[Collection entries]
>>>
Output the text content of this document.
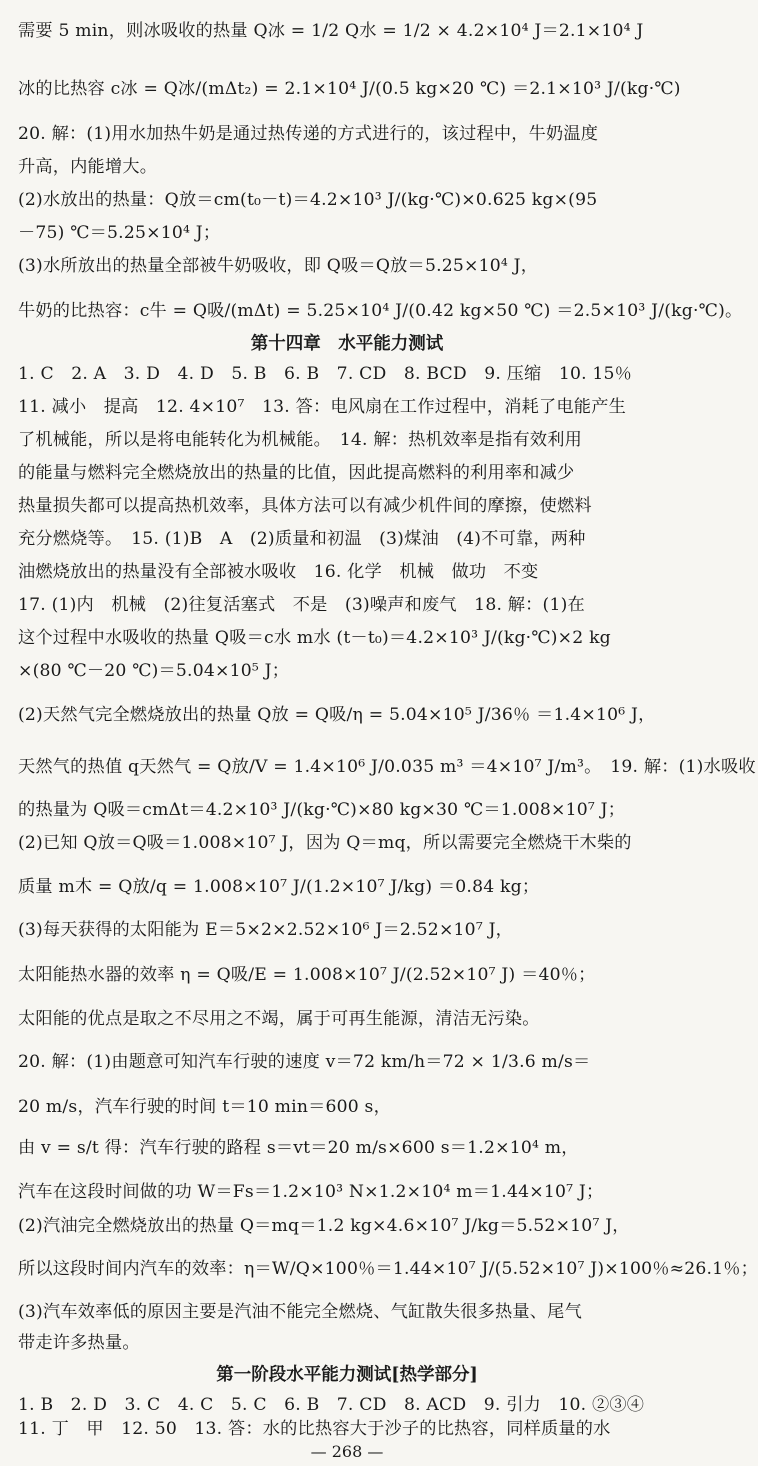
需要 5 min，则冰吸收的热量 Q冰 = 1/2 Q水 = 1/2 × 4.2×10⁴ J＝2.1×10⁴ J
冰的比热容 c冰 = Q冰/(mΔt₂) = 2.1×10⁴ J/(0.5 kg×20 ℃) ＝2.1×10³ J/(kg·℃)
20. 解：(1)用水加热牛奶是通过热传递的方式进行的，该过程中，牛奶温度
升高，内能增大。
(2)水放出的热量：Q放＝cm(t₀－t)＝4.2×10³ J/(kg·℃)×0.625 kg×(95
－75) ℃＝5.25×10⁴ J；
(3)水所放出的热量全部被牛奶吸收，即 Q吸＝Q放＝5.25×10⁴ J，
牛奶的比热容：c牛 = Q吸/(mΔt) = 5.25×10⁴ J/(0.42 kg×50 ℃) ＝2.5×10³ J/(kg·℃)。
第十四章　水平能力测试
1. C　2. A　3. D　4. D　5. B　6. B　7. CD　8. BCD　9. 压缩　10. 15％
11. 减小　提高　12. 4×10⁷　13. 答：电风扇在工作过程中，消耗了电能产生
了机械能，所以是将电能转化为机械能。　14. 解：热机效率是指有效利用
的能量与燃料完全燃烧放出的热量的比值，因此提高燃料的利用率和减少
热量损失都可以提高热机效率，具体方法可以有减少机件间的摩擦，使燃料
充分燃烧等。　15. (1)B　A　(2)质量和初温　(3)煤油　(4)不可靠，两种
油燃烧放出的热量没有全部被水吸收　16. 化学　机械　做功　不变
17. (1)内　机械　(2)往复活塞式　不是　(3)噪声和废气　18. 解：(1)在
这个过程中水吸收的热量 Q吸＝c水 m水 (t－t₀)＝4.2×10³ J/(kg·℃)×2 kg
×(80 ℃－20 ℃)＝5.04×10⁵ J；
(2)天然气完全燃烧放出的热量 Q放 = Q吸/η = 5.04×10⁵ J/36％ ＝1.4×10⁶ J，
天然气的热值 q天然气 = Q放/V = 1.4×10⁶ J/0.035 m³ ＝4×10⁷ J/m³。　19. 解：(1)水吸收
的热量为 Q吸＝cmΔt＝4.2×10³ J/(kg·℃)×80 kg×30 ℃＝1.008×10⁷ J；
(2)已知 Q放＝Q吸＝1.008×10⁷ J，因为 Q＝mq，所以需要完全燃烧干木柴的
质量 m木 = Q放/q = 1.008×10⁷ J/(1.2×10⁷ J/kg) ＝0.84 kg；
(3)每天获得的太阳能为 E＝5×2×2.52×10⁶ J＝2.52×10⁷ J，
太阳能热水器的效率 η = Q吸/E = 1.008×10⁷ J/(2.52×10⁷ J) ＝40％；
太阳能的优点是取之不尽用之不竭，属于可再生能源，清洁无污染。
20. 解：(1)由题意可知汽车行驶的速度 v＝72 km/h＝72 × 1/3.6 m/s＝
20 m/s，汽车行驶的时间 t＝10 min＝600 s，
由 v = s/t 得：汽车行驶的路程 s＝vt＝20 m/s×600 s＝1.2×10⁴ m，
汽车在这段时间做的功 W＝Fs＝1.2×10³ N×1.2×10⁴ m＝1.44×10⁷ J；
(2)汽油完全燃烧放出的热量 Q＝mq＝1.2 kg×4.6×10⁷ J/kg＝5.52×10⁷ J，
所以这段时间内汽车的效率：η＝W/Q×100％＝1.44×10⁷ J/(5.52×10⁷ J)×100％≈26.1％；
(3)汽车效率低的原因主要是汽油不能完全燃烧、气缸散失很多热量、尾气
带走许多热量。
第一阶段水平能力测试[热学部分]
1. B　2. D　3. C　4. C　5. C　6. B　7. CD　8. ACD　9. 引力　10. ②③④
11. 丁　甲　12. 50　13. 答：水的比热容大于沙子的比热容，同样质量的水
— 268 —
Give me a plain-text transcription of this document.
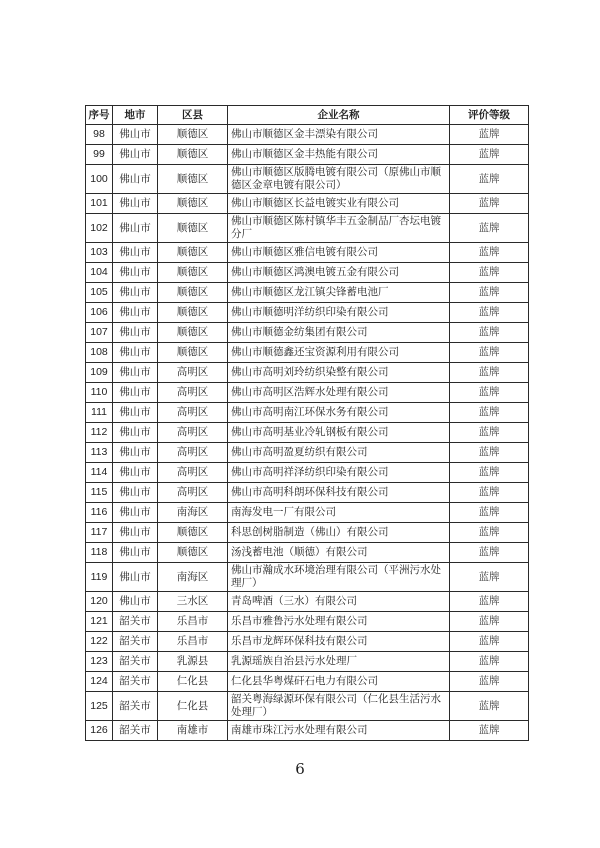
序号	地市	区县	企业名称	评价等级
98	佛山市	顺德区	佛山市顺德区金丰漂染有限公司	蓝牌
99	佛山市	顺德区	佛山市顺德区金丰热能有限公司	蓝牌
100	佛山市	顺德区	佛山市顺德区版腾电镀有限公司（原佛山市顺德区金章电镀有限公司）	蓝牌
101	佛山市	顺德区	佛山市顺德区长益电镀实业有限公司	蓝牌
102	佛山市	顺德区	佛山市顺德区陈村镇华丰五金制品厂杏坛电镀分厂	蓝牌
103	佛山市	顺德区	佛山市顺德区雅信电镀有限公司	蓝牌
104	佛山市	顺德区	佛山市顺德区鸿澳电镀五金有限公司	蓝牌
105	佛山市	顺德区	佛山市顺德区龙江镇尖锋蓄电池厂	蓝牌
106	佛山市	顺德区	佛山市顺德明洋纺织印染有限公司	蓝牌
107	佛山市	顺德区	佛山市顺德金纺集团有限公司	蓝牌
108	佛山市	顺德区	佛山市顺德鑫还宝资源利用有限公司	蓝牌
109	佛山市	高明区	佛山市高明刘玲纺织染整有限公司	蓝牌
110	佛山市	高明区	佛山市高明区浩辉水处理有限公司	蓝牌
111	佛山市	高明区	佛山市高明南江环保水务有限公司	蓝牌
112	佛山市	高明区	佛山市高明基业冷轧钢板有限公司	蓝牌
113	佛山市	高明区	佛山市高明盈夏纺织有限公司	蓝牌
114	佛山市	高明区	佛山市高明祥泽纺织印染有限公司	蓝牌
115	佛山市	高明区	佛山市高明科朗环保科技有限公司	蓝牌
116	佛山市	南海区	南海发电一厂有限公司	蓝牌
117	佛山市	顺德区	科思创树脂制造（佛山）有限公司	蓝牌
118	佛山市	顺德区	汤浅蓄电池（顺德）有限公司	蓝牌
119	佛山市	南海区	佛山市瀚成水环境治理有限公司（平洲污水处理厂）	蓝牌
120	佛山市	三水区	青岛啤酒（三水）有限公司	蓝牌
121	韶关市	乐昌市	乐昌市雅鲁污水处理有限公司	蓝牌
122	韶关市	乐昌市	乐昌市龙辉环保科技有限公司	蓝牌
123	韶关市	乳源县	乳源瑶族自治县污水处理厂	蓝牌
124	韶关市	仁化县	仁化县华粤煤矸石电力有限公司	蓝牌
125	韶关市	仁化县	韶关粤海绿源环保有限公司（仁化县生活污水处理厂）	蓝牌
126	韶关市	南雄市	南雄市珠江污水处理有限公司	蓝牌
6
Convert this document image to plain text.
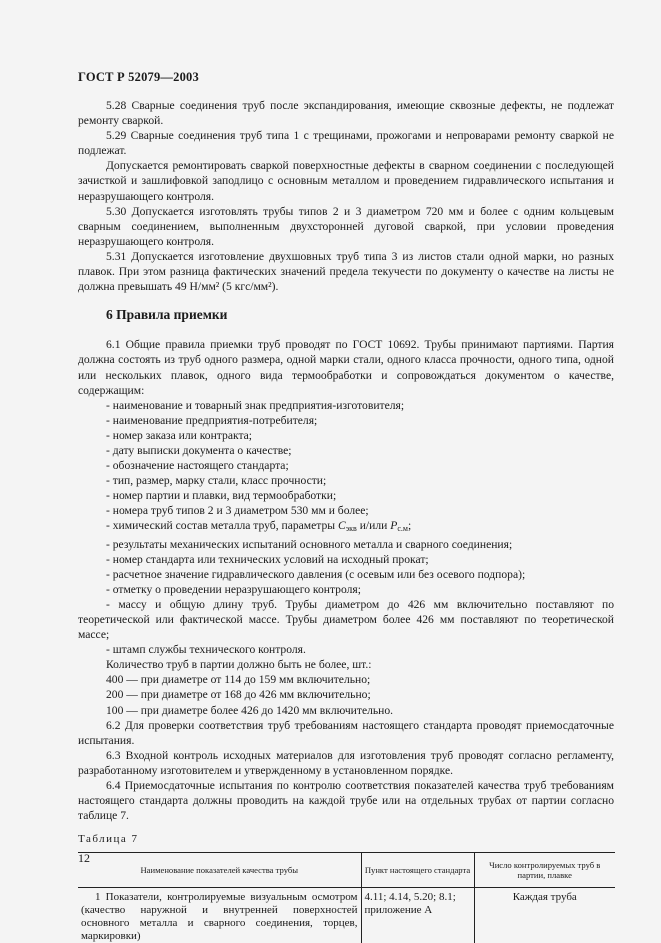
ГОСТ Р 52079—2003

5.28 Сварные соединения труб после экспандирования, имеющие сквозные дефекты, не подлежат ремонту сваркой.

5.29 Сварные соединения труб типа 1 с трещинами, прожогами и непроварами ремонту сваркой не подлежат.

Допускается ремонтировать сваркой поверхностные дефекты в сварном соединении с последующей зачисткой и зашлифовкой заподлицо с основным металлом и проведением гидравлического испытания и неразрушающего контроля.

5.30 Допускается изготовлять трубы типов 2 и 3 диаметром 720 мм и более с одним кольцевым сварным соединением, выполненным двухсторонней дуговой сваркой, при условии проведения неразрушающего контроля.

5.31 Допускается изготовление двухшовных труб типа 3 из листов стали одной марки, но разных плавок. При этом разница фактических значений предела текучести по документу о качестве на листы не должна превышать 49 Н/мм² (5 кгс/мм²).

6 Правила приемки

6.1 Общие правила приемки труб проводят по ГОСТ 10692. Трубы принимают партиями. Партия должна состоять из труб одного размера, одной марки стали, одного класса прочности, одного типа, одной или нескольких плавок, одного вида термообработки и сопровождаться документом о качестве, содержащим:

- наименование и товарный знак предприятия-изготовителя;

- наименование предприятия-потребителя;

- номер заказа или контракта;

- дату выписки документа о качестве;

- обозначение настоящего стандарта;

- тип, размер, марку стали, класс прочности;

- номер партии и плавки, вид термообработки;

- номера труб типов 2 и 3 диаметром 530 мм и более;

- химический состав металла труб, параметры $C_{экв}$ и/или $P_{с.м}$;

- результаты механических испытаний основного металла и сварного соединения;

- номер стандарта или технических условий на исходный прокат;

- расчетное значение гидравлического давления (с осевым или без осевого подпора);

- отметку о проведении неразрушающего контроля;

- массу и общую длину труб. Трубы диаметром до 426 мм включительно поставляют по теоретической или фактической массе. Трубы диаметром более 426 мм поставляют по теоретической массе;

- штамп службы технического контроля.

Количество труб в партии должно быть не более, шт.:

400 — при диаметре от 114 до 159 мм включительно;

200 — при диаметре от 168 до 426 мм включительно;

100 — при диаметре более 426 до 1420 мм включительно.

6.2 Для проверки соответствия труб требованиям настоящего стандарта проводят приемосдаточные испытания.

6.3 Входной контроль исходных материалов для изготовления труб проводят согласно регламенту, разработанному изготовителем и утвержденному в установленном порядке.

6.4 Приемосдаточные испытания по контролю соответствия показателей качества труб требованиям настоящего стандарта должны проводить на каждой трубе или на отдельных трубах от партии согласно таблице 7.

Таблица 7
Наименование показателей качества трубы	Пункт настоящего стандарта	Число контролируемых труб в партии, плавке
1 Показатели, контролируемые визуальным осмотром (качество наружной и внутренней поверхностей основного металла и сварного соединения, торцев, маркировки)	4.11; 4.14, 5.20; 8.1; приложение А	Каждая труба
12
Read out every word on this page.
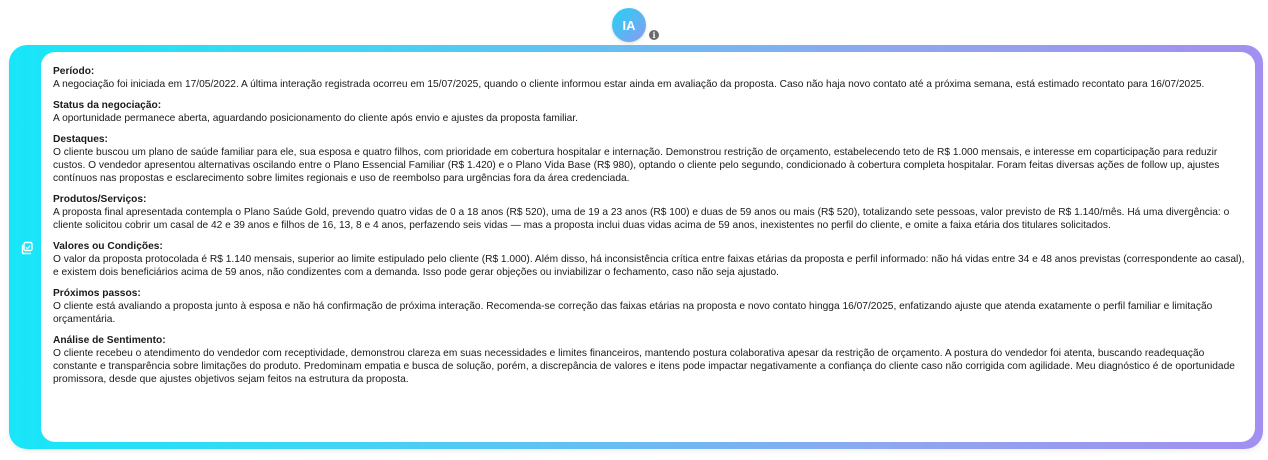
IA
i
Período:
A negociação foi iniciada em 17/05/2022. A última interação registrada ocorreu em 15/07/2025, quando o cliente informou estar ainda em avaliação da proposta. Caso não haja novo contato até a próxima semana, está estimado recontato para 16/07/2025.
Status da negociação:
A oportunidade permanece aberta, aguardando posicionamento do cliente após envio e ajustes da proposta familiar.
Destaques:
O cliente buscou um plano de saúde familiar para ele, sua esposa e quatro filhos, com prioridade em cobertura hospitalar e internação. Demonstrou restrição de orçamento, estabelecendo teto de R$ 1.000 mensais, e interesse em coparticipação para reduzir custos. O vendedor apresentou alternativas oscilando entre o Plano Essencial Familiar (R$ 1.420) e o Plano Vida Base (R$ 980), optando o cliente pelo segundo, condicionado à cobertura completa hospitalar. Foram feitas diversas ações de follow up, ajustes contínuos nas propostas e esclarecimento sobre limites regionais e uso de reembolso para urgências fora da área credenciada.
Produtos/Serviços:
A proposta final apresentada contempla o Plano Saúde Gold, prevendo quatro vidas de 0 a 18 anos (R$ 520), uma de 19 a 23 anos (R$ 100) e duas de 59 anos ou mais (R$ 520), totalizando sete pessoas, valor previsto de R$ 1.140/mês. Há uma divergência: o cliente solicitou cobrir um casal de 42 e 39 anos e filhos de 16, 13, 8 e 4 anos, perfazendo seis vidas — mas a proposta inclui duas vidas acima de 59 anos, inexistentes no perfil do cliente, e omite a faixa etária dos titulares solicitados.
Valores ou Condições:
O valor da proposta protocolada é R$ 1.140 mensais, superior ao limite estipulado pelo cliente (R$ 1.000). Além disso, há inconsistência crítica entre faixas etárias da proposta e perfil informado: não há vidas entre 34 e 48 anos previstas (correspondente ao casal), e existem dois beneficiários acima de 59 anos, não condizentes com a demanda. Isso pode gerar objeções ou inviabilizar o fechamento, caso não seja ajustado.
Próximos passos:
O cliente está avaliando a proposta junto à esposa e não há confirmação de próxima interação. Recomenda-se correção das faixas etárias na proposta e novo contato hingga 16/07/2025, enfatizando ajuste que atenda exatamente o perfil familiar e limitação orçamentária.
Análise de Sentimento:
O cliente recebeu o atendimento do vendedor com receptividade, demonstrou clareza em suas necessidades e limites financeiros, mantendo postura colaborativa apesar da restrição de orçamento. A postura do vendedor foi atenta, buscando readequação constante e transparência sobre limitações do produto. Predominam empatia e busca de solução, porém, a discrepância de valores e itens pode impactar negativamente a confiança do cliente caso não corrigida com agilidade. Meu diagnóstico é de oportunidade promissora, desde que ajustes objetivos sejam feitos na estrutura da proposta.
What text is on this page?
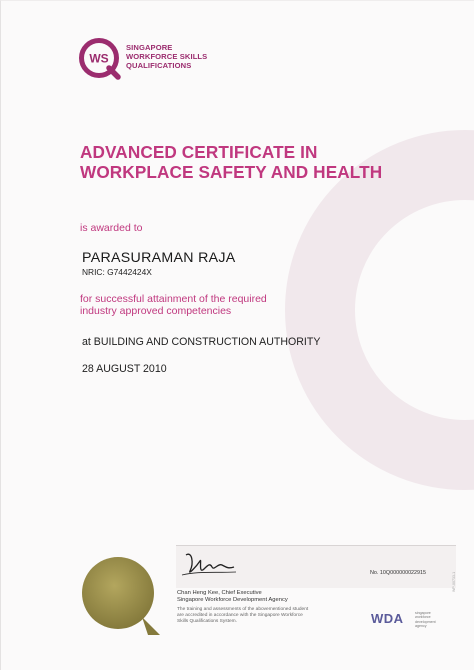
WS
SINGAPORE
WORKFORCE SKILLS
QUALIFICATIONS
ADVANCED CERTIFICATE IN
WORKPLACE SAFETY AND HEALTH
is awarded to
PARASURAMAN RAJA
NRIC: G7442424X
for successful attainment of the required
industry approved competencies
at BUILDING AND CONSTRUCTION AUTHORITY
28 AUGUST 2010
No. 10Q000000022915
Chan Heng Kee, Chief Executive
Singapore Workforce Development Agency
The training and assessments of the abovementioned student
are accredited in accordance with the Singapore Workforce
Skills Qualifications System.	WDA	singapore
workforce
development
agency
WP-00733-1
<<<
Find the line containing "What text is on this page?" in the listing above. Restate it and every line after it, word for word, through the final line, leaving out the pictures.

What text is on this page?
WS
SINGAPORE
WORKFORCE SKILLS
QUALIFICATIONS
ADVANCED CERTIFICATE IN
WORKPLACE SAFETY AND HEALTH
is awarded to
PARASURAMAN RAJA
NRIC: G7442424X
for successful attainment of the required
industry approved competencies
at BUILDING AND CONSTRUCTION AUTHORITY
28 AUGUST 2010
No. 10Q000000022915
Chan Heng Kee, Chief Executive
Singapore Workforce Development Agency
The training and assessments of the abovementioned student
are accredited in accordance with the Singapore Workforce
Skills Qualifications System.	WDA	singapore
workforce
development
agency
WP-00733-1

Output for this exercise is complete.